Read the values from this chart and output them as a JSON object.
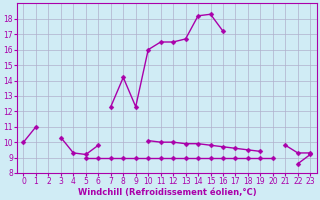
{
  "xlabel": "Windchill (Refroidissement éolien,°C)",
  "x_values": [
    0,
    1,
    2,
    3,
    4,
    5,
    6,
    7,
    8,
    9,
    10,
    11,
    12,
    13,
    14,
    15,
    16,
    17,
    18,
    19,
    20,
    21,
    22,
    23
  ],
  "series1": [
    10,
    11,
    null,
    null,
    null,
    null,
    null,
    12.3,
    14.2,
    12.3,
    16.0,
    16.5,
    16.5,
    16.7,
    18.2,
    18.3,
    17.2,
    null,
    null,
    null,
    null,
    null,
    null,
    null
  ],
  "series2": [
    null,
    null,
    null,
    10.3,
    9.3,
    9.2,
    9.8,
    null,
    null,
    null,
    10.1,
    10.0,
    10.0,
    9.9,
    9.9,
    9.8,
    9.7,
    9.6,
    9.5,
    9.4,
    null,
    9.8,
    9.3,
    9.3
  ],
  "series3": [
    null,
    null,
    null,
    null,
    null,
    9.0,
    9.0,
    9.0,
    9.0,
    9.0,
    9.0,
    9.0,
    9.0,
    9.0,
    9.0,
    9.0,
    9.0,
    9.0,
    9.0,
    9.0,
    9.0,
    null,
    8.6,
    9.2
  ],
  "line_color": "#aa00aa",
  "bg_color": "#d0ecf5",
  "grid_color": "#b0b0cc",
  "ylim": [
    8,
    19
  ],
  "xlim": [
    -0.5,
    23.5
  ],
  "yticks": [
    8,
    9,
    10,
    11,
    12,
    13,
    14,
    15,
    16,
    17,
    18
  ],
  "xticks": [
    0,
    1,
    2,
    3,
    4,
    5,
    6,
    7,
    8,
    9,
    10,
    11,
    12,
    13,
    14,
    15,
    16,
    17,
    18,
    19,
    20,
    21,
    22,
    23
  ],
  "marker": "D",
  "markersize": 2.5,
  "linewidth": 1.0,
  "tick_fontsize": 5.5,
  "xlabel_fontsize": 6.0
}
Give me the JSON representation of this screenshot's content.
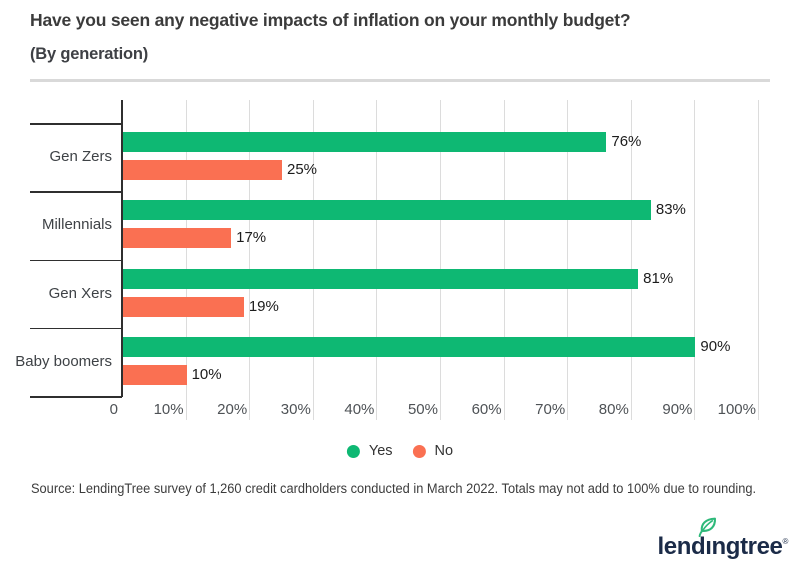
{
  "header": {
    "title": "Have you seen any negative impacts of inflation on your monthly budget?",
    "subtitle": "(By generation)"
  },
  "chart_data": {
    "type": "bar",
    "orientation": "horizontal",
    "title": "Have you seen any negative impacts of inflation on your monthly budget?",
    "subtitle": "(By generation)",
    "categories": [
      "Gen Zers",
      "Millennials",
      "Gen Xers",
      "Baby boomers"
    ],
    "series": [
      {
        "name": "Yes",
        "color": "#0eb873",
        "values": [
          76,
          83,
          81,
          90
        ]
      },
      {
        "name": "No",
        "color": "#fa7052",
        "values": [
          25,
          17,
          19,
          10
        ]
      }
    ],
    "value_suffix": "%",
    "xlim": [
      0,
      100
    ],
    "x_ticks": [
      "0",
      "10%",
      "20%",
      "30%",
      "40%",
      "50%",
      "60%",
      "70%",
      "80%",
      "90%",
      "100%"
    ],
    "grid": "vertical gridlines every 10%",
    "legend_position": "bottom",
    "data_labels": "shown at end of each bar"
  },
  "footer": {
    "source": "Source: LendingTree survey of 1,260 credit cardholders conducted in March 2022. Totals may not add to 100% due to rounding.",
    "logo": {
      "text": "lendingtree",
      "registered": "®",
      "navy": "#1b2b48",
      "green": "#2eb97a"
    }
  },
  "colors": {
    "yes": "#0eb873",
    "no": "#fa7052",
    "axis": "#2f2f2f",
    "gridline": "#dcdcdc",
    "divider": "#d9d9d9",
    "title_text": "#3b3b3b"
  }
}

> What you need to do: Copy out all the entries exactly. Images stay out of the copy.

> Reply to the exercise:
Read the values from this chart and output them as a JSON object.
{
  "xlabel": "Windchill (Refroidissement éolien,°C)",
  "x_values": [
    0,
    1,
    2,
    3,
    4,
    5,
    6,
    7,
    8,
    9,
    10,
    11,
    12,
    13,
    14,
    15,
    16,
    17,
    18,
    19,
    20,
    21,
    22,
    23
  ],
  "series1": [
    10,
    11,
    null,
    null,
    null,
    null,
    null,
    12.3,
    14.2,
    12.3,
    16.0,
    16.5,
    16.5,
    16.7,
    18.2,
    18.3,
    17.2,
    null,
    null,
    null,
    null,
    null,
    null,
    null
  ],
  "series2": [
    null,
    null,
    null,
    10.3,
    9.3,
    9.2,
    9.8,
    null,
    null,
    null,
    10.1,
    10.0,
    10.0,
    9.9,
    9.9,
    9.8,
    9.7,
    9.6,
    9.5,
    9.4,
    null,
    9.8,
    9.3,
    9.3
  ],
  "series3": [
    null,
    null,
    null,
    null,
    null,
    9.0,
    9.0,
    9.0,
    9.0,
    9.0,
    9.0,
    9.0,
    9.0,
    9.0,
    9.0,
    9.0,
    9.0,
    9.0,
    9.0,
    9.0,
    9.0,
    null,
    8.6,
    9.2
  ],
  "line_color": "#aa00aa",
  "bg_color": "#d0ecf5",
  "grid_color": "#b0b0cc",
  "ylim": [
    8,
    19
  ],
  "xlim": [
    -0.5,
    23.5
  ],
  "yticks": [
    8,
    9,
    10,
    11,
    12,
    13,
    14,
    15,
    16,
    17,
    18
  ],
  "xticks": [
    0,
    1,
    2,
    3,
    4,
    5,
    6,
    7,
    8,
    9,
    10,
    11,
    12,
    13,
    14,
    15,
    16,
    17,
    18,
    19,
    20,
    21,
    22,
    23
  ],
  "marker": "D",
  "markersize": 2.5,
  "linewidth": 1.0,
  "tick_fontsize": 5.5,
  "xlabel_fontsize": 6.0
}
Give me the JSON representation of this screenshot's content.
{
  "header": {
    "title": "Have you seen any negative impacts of inflation on your monthly budget?",
    "subtitle": "(By generation)"
  },
  "chart_data": {
    "type": "bar",
    "orientation": "horizontal",
    "title": "Have you seen any negative impacts of inflation on your monthly budget?",
    "subtitle": "(By generation)",
    "categories": [
      "Gen Zers",
      "Millennials",
      "Gen Xers",
      "Baby boomers"
    ],
    "series": [
      {
        "name": "Yes",
        "color": "#0eb873",
        "values": [
          76,
          83,
          81,
          90
        ]
      },
      {
        "name": "No",
        "color": "#fa7052",
        "values": [
          25,
          17,
          19,
          10
        ]
      }
    ],
    "value_suffix": "%",
    "xlim": [
      0,
      100
    ],
    "x_ticks": [
      "0",
      "10%",
      "20%",
      "30%",
      "40%",
      "50%",
      "60%",
      "70%",
      "80%",
      "90%",
      "100%"
    ],
    "grid": "vertical gridlines every 10%",
    "legend_position": "bottom",
    "data_labels": "shown at end of each bar"
  },
  "footer": {
    "source": "Source: LendingTree survey of 1,260 credit cardholders conducted in March 2022. Totals may not add to 100% due to rounding.",
    "logo": {
      "text": "lendingtree",
      "registered": "®",
      "navy": "#1b2b48",
      "green": "#2eb97a"
    }
  },
  "colors": {
    "yes": "#0eb873",
    "no": "#fa7052",
    "axis": "#2f2f2f",
    "gridline": "#dcdcdc",
    "divider": "#d9d9d9",
    "title_text": "#3b3b3b"
  }
}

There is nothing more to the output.